Problem statement - Copy every line that holds "Intergenerational".

* start Dataset rows *

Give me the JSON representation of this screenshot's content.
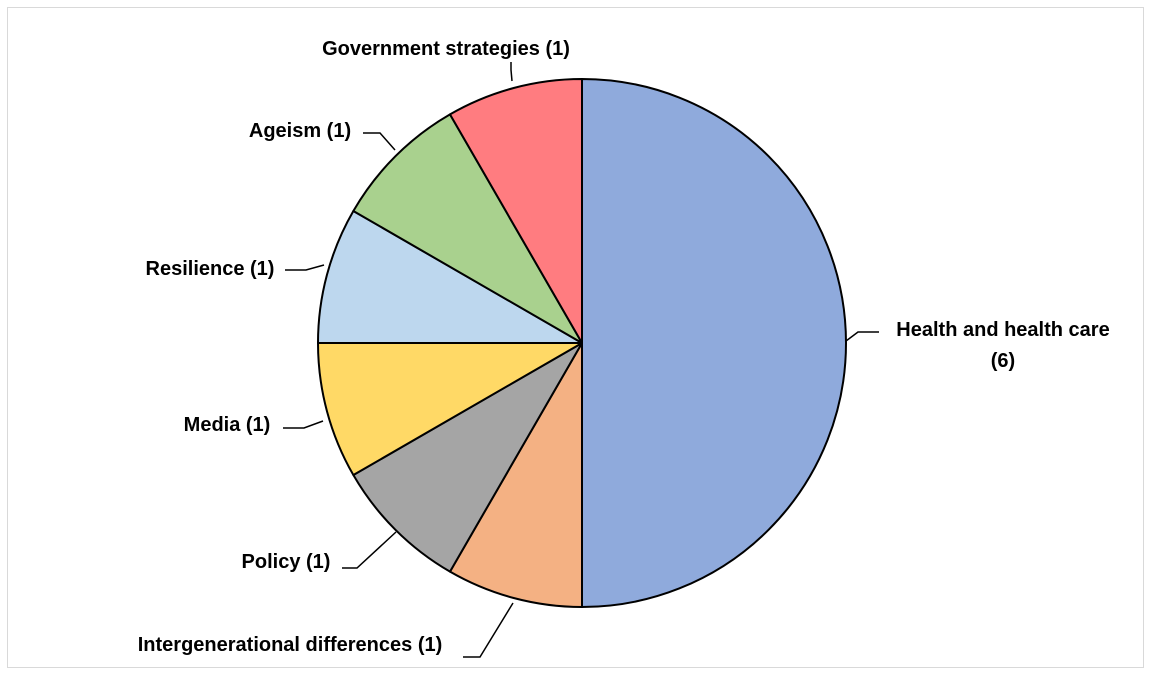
{
  "chart_data": {
    "type": "pie",
    "title": "",
    "slices": [
      {
        "label": "Health and health care",
        "display_label": [
          "Health and health care",
          "(6)"
        ],
        "value": 6,
        "color": "#8FAADC"
      },
      {
        "label": "Intergenerational differences",
        "display_label": [
          "Intergenerational differences (1)"
        ],
        "value": 1,
        "color": "#F4B183"
      },
      {
        "label": "Policy",
        "display_label": [
          "Policy (1)"
        ],
        "value": 1,
        "color": "#A5A5A5"
      },
      {
        "label": "Media",
        "display_label": [
          "Media (1)"
        ],
        "value": 1,
        "color": "#FFD966"
      },
      {
        "label": "Resilience",
        "display_label": [
          "Resilience (1)"
        ],
        "value": 1,
        "color": "#BDD7EE"
      },
      {
        "label": "Ageism",
        "display_label": [
          "Ageism (1)"
        ],
        "value": 1,
        "color": "#A9D18E"
      },
      {
        "label": "Government strategies",
        "display_label": [
          "Government strategies (1)"
        ],
        "value": 1,
        "color": "#FF7C80"
      }
    ],
    "start_angle_deg": 0,
    "direction": "clockwise",
    "legend": "none",
    "data_labels": "outside-with-leader-lines"
  }
}
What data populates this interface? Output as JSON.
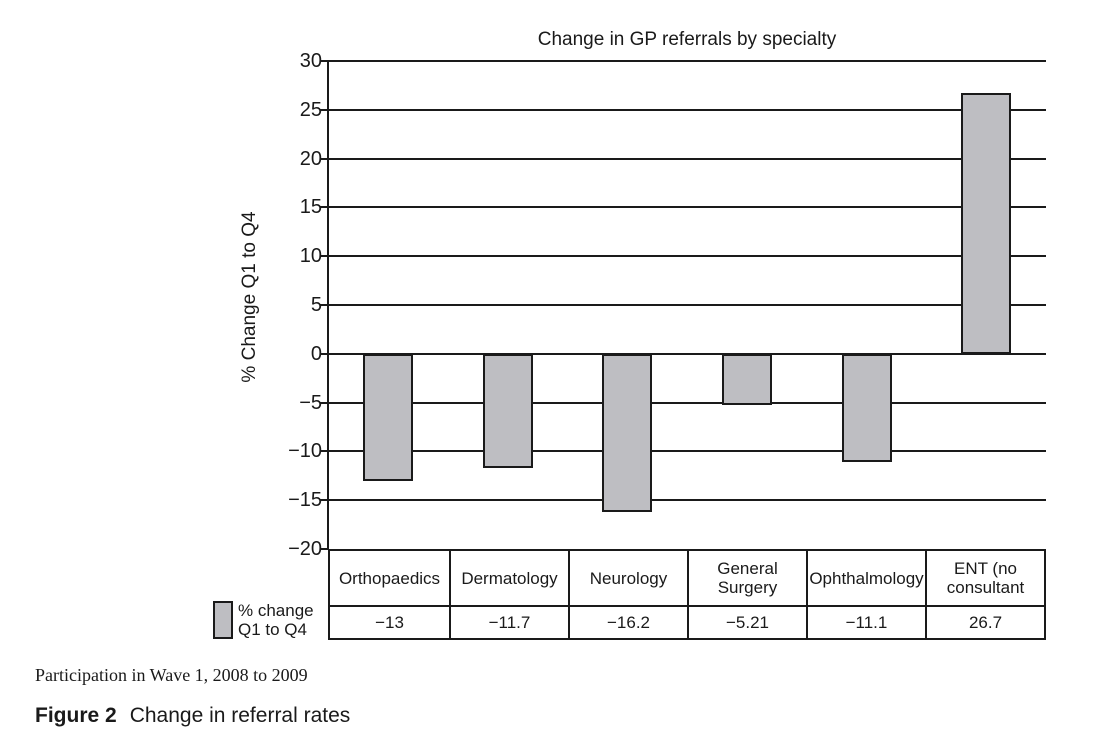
{
  "chart_data": {
    "type": "bar",
    "title": "Change in GP referrals by specialty",
    "xlabel": "",
    "ylabel": "% Change Q1 to Q4",
    "categories": [
      "Orthopaedics",
      "Dermatology",
      "Neurology",
      "General\nSurgery",
      "Ophthalmology",
      "ENT (no\nconsultant"
    ],
    "series": [
      {
        "name": "% change\nQ1 to Q4",
        "values": [
          -13,
          -11.7,
          -16.2,
          -5.21,
          -11.1,
          26.7
        ]
      }
    ],
    "value_labels": [
      "−13",
      "−11.7",
      "−16.2",
      "−5.21",
      "−11.1",
      "26.7"
    ],
    "ylim": [
      -20,
      30
    ],
    "ytick_step": 5,
    "yticks": [
      "30",
      "25",
      "20",
      "15",
      "10",
      "5",
      "0",
      "−5",
      "−10",
      "−15",
      "−20"
    ],
    "grid": true,
    "legend_position": "bottom-left",
    "data_table_shown": true,
    "bar_color": "#bebec2",
    "line_color": "#1a1a1a"
  },
  "captions": {
    "participation": "Participation in Wave 1, 2008 to 2009",
    "figure_label": "Figure 2",
    "figure_title": "Change in referral rates"
  }
}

* end Dataset rows *

Complete output -
        "label": "Intergenerational differences",
          "Intergenerational differences (1)"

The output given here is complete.